● **What the task asks**
Images embedded in the records are excluded; print everything else exactly as given.

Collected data
────────────────────────────────────────
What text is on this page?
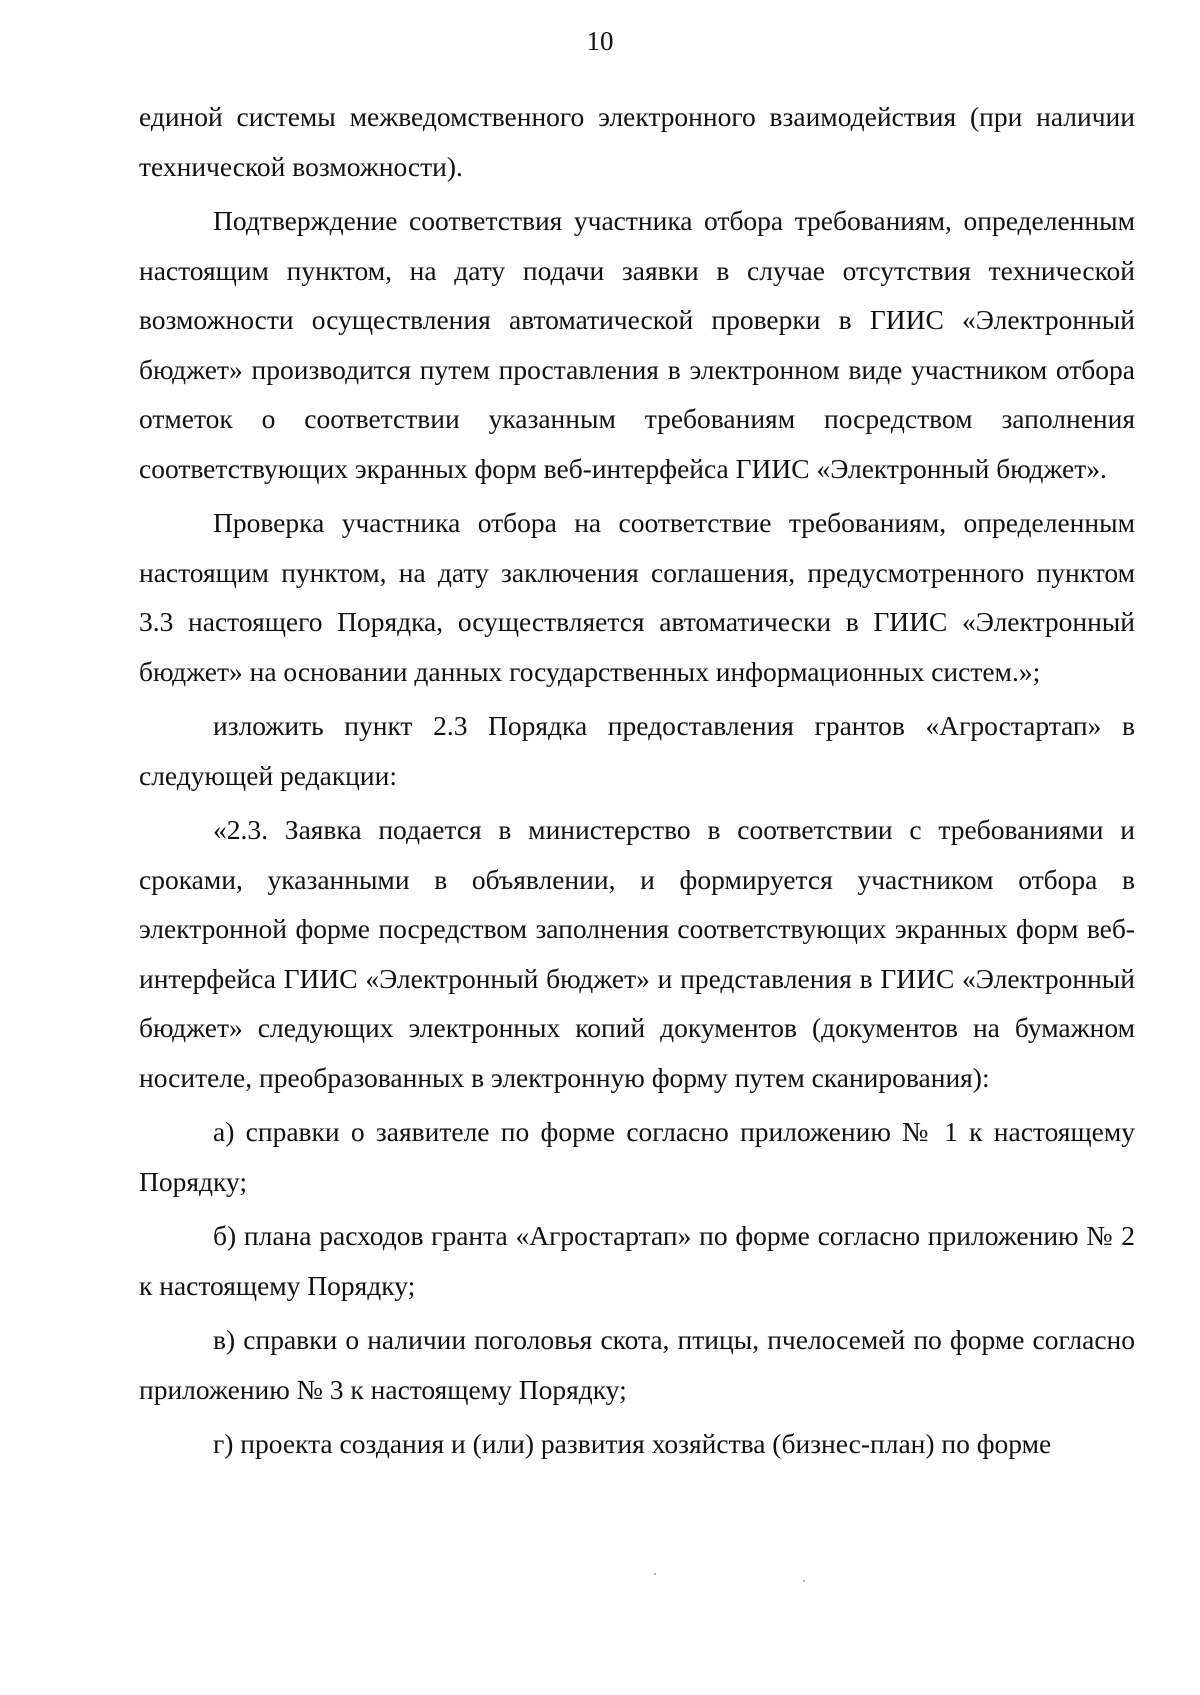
10

единой системы межведомственного электронного взаимодействия (при наличии технической возможности).

Подтверждение соответствия участника отбора требованиям, определенным настоящим пунктом, на дату подачи заявки в случае отсутствия технической возможности осуществления автоматической проверки в ГИИС «Электронный бюджет» производится путем проставления в электронном виде участником отбора отметок о соответствии указанным требованиям посредством заполнения соответствующих экранных форм веб-интерфейса ГИИС «Электронный бюджет».

Проверка участника отбора на соответствие требованиям, определенным настоящим пунктом, на дату заключения соглашения, предусмотренного пунктом 3.3 настоящего Порядка, осуществляется автоматически в ГИИС «Электронный бюджет» на основании данных государственных информационных систем.»;

изложить пункт 2.3 Порядка предоставления грантов «Агростартап» в следующей редакции:

«2.3. Заявка подается в министерство в соответствии с требованиями и сроками, указанными в объявлении, и формируется участником отбора в электронной форме посредством заполнения соответствующих экранных форм веб-интерфейса ГИИС «Электронный бюджет» и представления в ГИИС «Электронный бюджет» следующих электронных копий документов (документов на бумажном носителе, преобразованных в электронную форму путем сканирования):

а) справки о заявителе по форме согласно приложению № 1 к настоящему Порядку;

б) плана расходов гранта «Агростартап» по форме согласно приложению № 2 к настоящему Порядку;

в) справки о наличии поголовья скота, птицы, пчелосемей по форме согласно приложению № 3 к настоящему Порядку;

г) проекта создания и (или) развития хозяйства (бизнес-план) по форме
────────────────────────────────────────
● **Output for this task**
What text is on this page?
10

единой системы межведомственного электронного взаимодействия (при наличии технической возможности).

Подтверждение соответствия участника отбора требованиям, определенным настоящим пунктом, на дату подачи заявки в случае отсутствия технической возможности осуществления автоматической проверки в ГИИС «Электронный бюджет» производится путем проставления в электронном виде участником отбора отметок о соответствии указанным требованиям посредством заполнения соответствующих экранных форм веб-интерфейса ГИИС «Электронный бюджет».

Проверка участника отбора на соответствие требованиям, определенным настоящим пунктом, на дату заключения соглашения, предусмотренного пунктом 3.3 настоящего Порядка, осуществляется автоматически в ГИИС «Электронный бюджет» на основании данных государственных информационных систем.»;

изложить пункт 2.3 Порядка предоставления грантов «Агростартап» в следующей редакции:

«2.3. Заявка подается в министерство в соответствии с требованиями и сроками, указанными в объявлении, и формируется участником отбора в электронной форме посредством заполнения соответствующих экранных форм веб-интерфейса ГИИС «Электронный бюджет» и представления в ГИИС «Электронный бюджет» следующих электронных копий документов (документов на бумажном носителе, преобразованных в электронную форму путем сканирования):

а) справки о заявителе по форме согласно приложению № 1 к настоящему Порядку;

б) плана расходов гранта «Агростартап» по форме согласно приложению № 2 к настоящему Порядку;

в) справки о наличии поголовья скота, птицы, пчелосемей по форме согласно приложению № 3 к настоящему Порядку;

г) проекта создания и (или) развития хозяйства (бизнес-план) по форме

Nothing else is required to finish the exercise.